STATED GOAL: Using the data below, copy each line that includes the word "Pipeline".

STORED ROWS:

>>>

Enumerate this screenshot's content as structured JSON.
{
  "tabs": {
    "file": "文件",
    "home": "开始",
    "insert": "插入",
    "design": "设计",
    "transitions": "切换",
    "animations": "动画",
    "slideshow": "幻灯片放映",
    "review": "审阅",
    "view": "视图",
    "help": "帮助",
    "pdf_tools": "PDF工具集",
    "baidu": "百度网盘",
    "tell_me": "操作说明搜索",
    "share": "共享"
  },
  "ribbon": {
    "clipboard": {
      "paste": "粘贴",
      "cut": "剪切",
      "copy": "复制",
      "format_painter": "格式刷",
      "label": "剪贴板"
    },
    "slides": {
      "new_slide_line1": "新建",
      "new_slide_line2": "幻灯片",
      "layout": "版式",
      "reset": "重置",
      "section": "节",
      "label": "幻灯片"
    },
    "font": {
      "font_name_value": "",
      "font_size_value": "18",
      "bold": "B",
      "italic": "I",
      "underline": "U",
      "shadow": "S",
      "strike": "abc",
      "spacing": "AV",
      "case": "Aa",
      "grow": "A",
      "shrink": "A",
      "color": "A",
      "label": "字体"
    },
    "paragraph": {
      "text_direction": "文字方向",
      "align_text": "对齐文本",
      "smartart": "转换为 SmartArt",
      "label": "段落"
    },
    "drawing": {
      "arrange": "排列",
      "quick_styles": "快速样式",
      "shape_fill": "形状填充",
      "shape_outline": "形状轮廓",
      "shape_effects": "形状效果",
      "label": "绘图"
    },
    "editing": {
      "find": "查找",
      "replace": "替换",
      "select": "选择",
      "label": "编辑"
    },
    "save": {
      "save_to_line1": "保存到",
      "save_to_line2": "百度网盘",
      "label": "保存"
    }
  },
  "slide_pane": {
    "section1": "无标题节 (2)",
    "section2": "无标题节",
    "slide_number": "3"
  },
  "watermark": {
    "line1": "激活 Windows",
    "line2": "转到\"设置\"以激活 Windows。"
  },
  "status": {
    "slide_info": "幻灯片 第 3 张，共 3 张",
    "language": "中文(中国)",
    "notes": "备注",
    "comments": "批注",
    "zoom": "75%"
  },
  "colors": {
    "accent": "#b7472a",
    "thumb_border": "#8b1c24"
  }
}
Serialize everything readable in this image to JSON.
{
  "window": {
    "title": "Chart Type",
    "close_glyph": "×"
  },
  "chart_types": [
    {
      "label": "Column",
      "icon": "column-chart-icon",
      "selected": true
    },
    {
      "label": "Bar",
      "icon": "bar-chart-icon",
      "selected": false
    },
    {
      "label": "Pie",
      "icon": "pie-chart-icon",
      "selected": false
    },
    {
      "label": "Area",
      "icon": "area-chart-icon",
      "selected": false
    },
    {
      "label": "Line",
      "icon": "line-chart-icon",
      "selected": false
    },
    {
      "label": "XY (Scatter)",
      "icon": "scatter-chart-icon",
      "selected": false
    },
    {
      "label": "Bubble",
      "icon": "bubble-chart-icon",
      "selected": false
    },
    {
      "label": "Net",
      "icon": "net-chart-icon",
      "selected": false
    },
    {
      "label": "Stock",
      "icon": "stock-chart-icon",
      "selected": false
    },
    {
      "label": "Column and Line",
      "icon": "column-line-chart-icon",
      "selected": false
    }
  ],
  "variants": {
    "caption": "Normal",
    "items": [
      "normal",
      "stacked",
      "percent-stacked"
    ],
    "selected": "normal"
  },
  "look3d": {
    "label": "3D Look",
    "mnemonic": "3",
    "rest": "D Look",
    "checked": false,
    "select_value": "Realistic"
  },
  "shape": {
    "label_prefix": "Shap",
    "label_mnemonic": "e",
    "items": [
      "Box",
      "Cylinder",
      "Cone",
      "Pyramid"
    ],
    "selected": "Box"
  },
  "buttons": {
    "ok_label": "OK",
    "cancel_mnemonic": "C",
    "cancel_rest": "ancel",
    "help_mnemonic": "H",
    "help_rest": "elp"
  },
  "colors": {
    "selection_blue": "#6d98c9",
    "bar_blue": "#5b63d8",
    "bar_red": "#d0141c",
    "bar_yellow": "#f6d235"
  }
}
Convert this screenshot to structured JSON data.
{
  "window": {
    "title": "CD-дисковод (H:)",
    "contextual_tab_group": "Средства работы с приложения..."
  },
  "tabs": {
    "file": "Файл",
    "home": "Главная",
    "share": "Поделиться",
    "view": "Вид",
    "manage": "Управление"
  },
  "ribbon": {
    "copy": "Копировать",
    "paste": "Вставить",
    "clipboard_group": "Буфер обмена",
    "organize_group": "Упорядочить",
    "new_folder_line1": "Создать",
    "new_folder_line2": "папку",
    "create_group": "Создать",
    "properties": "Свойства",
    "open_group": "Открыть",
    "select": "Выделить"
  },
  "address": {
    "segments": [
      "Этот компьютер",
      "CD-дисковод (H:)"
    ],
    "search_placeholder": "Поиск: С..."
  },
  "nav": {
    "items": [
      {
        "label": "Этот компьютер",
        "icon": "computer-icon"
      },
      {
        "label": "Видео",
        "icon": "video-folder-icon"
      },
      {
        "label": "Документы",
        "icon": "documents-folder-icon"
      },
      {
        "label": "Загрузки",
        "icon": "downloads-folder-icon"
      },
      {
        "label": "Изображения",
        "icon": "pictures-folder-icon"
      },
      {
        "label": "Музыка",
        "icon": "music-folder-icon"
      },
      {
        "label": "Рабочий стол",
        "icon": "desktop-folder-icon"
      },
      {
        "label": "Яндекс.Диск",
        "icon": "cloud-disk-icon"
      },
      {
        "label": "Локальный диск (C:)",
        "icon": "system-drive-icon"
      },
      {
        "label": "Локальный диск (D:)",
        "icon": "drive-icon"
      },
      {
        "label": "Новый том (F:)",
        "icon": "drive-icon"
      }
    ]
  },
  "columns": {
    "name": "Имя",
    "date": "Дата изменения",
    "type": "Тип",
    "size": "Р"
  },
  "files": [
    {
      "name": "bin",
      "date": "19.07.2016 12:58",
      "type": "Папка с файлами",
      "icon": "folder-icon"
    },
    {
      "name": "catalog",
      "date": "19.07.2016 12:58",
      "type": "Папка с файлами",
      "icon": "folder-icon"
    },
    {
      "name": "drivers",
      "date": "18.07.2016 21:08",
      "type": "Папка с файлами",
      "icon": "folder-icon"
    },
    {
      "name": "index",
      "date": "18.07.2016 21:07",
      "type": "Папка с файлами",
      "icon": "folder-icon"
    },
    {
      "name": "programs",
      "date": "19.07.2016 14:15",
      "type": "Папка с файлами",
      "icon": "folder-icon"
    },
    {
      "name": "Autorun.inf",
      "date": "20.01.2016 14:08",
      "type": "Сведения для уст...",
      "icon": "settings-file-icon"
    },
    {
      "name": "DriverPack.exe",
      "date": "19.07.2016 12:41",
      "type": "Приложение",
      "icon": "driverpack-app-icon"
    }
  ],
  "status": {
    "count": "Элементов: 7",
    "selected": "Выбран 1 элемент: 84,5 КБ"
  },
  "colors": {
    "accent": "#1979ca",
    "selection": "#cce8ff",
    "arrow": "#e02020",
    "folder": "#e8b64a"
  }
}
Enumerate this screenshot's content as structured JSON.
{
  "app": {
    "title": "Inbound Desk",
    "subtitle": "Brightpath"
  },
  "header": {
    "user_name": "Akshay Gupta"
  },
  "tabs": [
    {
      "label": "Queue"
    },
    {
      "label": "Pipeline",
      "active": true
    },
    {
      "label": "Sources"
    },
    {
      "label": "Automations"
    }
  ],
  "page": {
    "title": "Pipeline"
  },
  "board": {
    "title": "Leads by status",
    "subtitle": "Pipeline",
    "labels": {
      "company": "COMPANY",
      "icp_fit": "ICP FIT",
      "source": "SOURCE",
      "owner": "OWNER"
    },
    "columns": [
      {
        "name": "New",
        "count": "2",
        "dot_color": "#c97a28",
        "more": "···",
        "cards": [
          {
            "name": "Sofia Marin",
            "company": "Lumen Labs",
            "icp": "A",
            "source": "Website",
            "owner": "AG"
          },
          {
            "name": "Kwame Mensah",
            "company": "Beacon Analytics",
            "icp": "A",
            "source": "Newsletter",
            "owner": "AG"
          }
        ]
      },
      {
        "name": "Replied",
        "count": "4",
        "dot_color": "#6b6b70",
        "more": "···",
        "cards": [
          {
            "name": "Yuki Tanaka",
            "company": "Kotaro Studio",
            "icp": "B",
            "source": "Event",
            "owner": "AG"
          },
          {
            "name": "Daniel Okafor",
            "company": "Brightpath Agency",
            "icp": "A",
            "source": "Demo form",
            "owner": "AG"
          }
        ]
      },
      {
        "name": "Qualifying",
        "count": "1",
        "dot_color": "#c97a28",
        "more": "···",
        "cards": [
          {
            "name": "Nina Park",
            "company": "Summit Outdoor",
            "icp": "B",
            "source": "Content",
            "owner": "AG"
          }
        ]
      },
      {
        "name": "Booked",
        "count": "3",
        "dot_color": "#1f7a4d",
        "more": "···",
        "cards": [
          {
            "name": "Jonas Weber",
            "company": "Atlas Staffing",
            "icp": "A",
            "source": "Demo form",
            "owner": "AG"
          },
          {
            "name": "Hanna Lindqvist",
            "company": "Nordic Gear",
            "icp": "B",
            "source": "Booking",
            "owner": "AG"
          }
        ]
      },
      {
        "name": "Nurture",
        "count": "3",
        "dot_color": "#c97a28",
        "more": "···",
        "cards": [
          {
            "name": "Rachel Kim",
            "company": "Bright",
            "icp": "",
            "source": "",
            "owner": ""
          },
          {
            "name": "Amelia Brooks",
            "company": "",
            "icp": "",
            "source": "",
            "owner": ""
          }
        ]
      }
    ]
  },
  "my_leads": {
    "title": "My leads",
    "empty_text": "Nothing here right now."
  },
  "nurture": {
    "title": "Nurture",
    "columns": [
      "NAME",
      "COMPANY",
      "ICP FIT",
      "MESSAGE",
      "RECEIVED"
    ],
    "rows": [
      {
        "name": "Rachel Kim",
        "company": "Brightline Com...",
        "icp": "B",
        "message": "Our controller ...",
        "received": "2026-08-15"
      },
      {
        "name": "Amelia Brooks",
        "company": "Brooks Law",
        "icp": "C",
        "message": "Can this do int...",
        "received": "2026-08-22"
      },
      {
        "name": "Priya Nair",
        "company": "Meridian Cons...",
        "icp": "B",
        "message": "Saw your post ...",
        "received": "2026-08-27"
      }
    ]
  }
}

<<<

THE REPLY:
      "label": "Pipeline",
    "title": "Pipeline"
    "subtitle": "Pipeline",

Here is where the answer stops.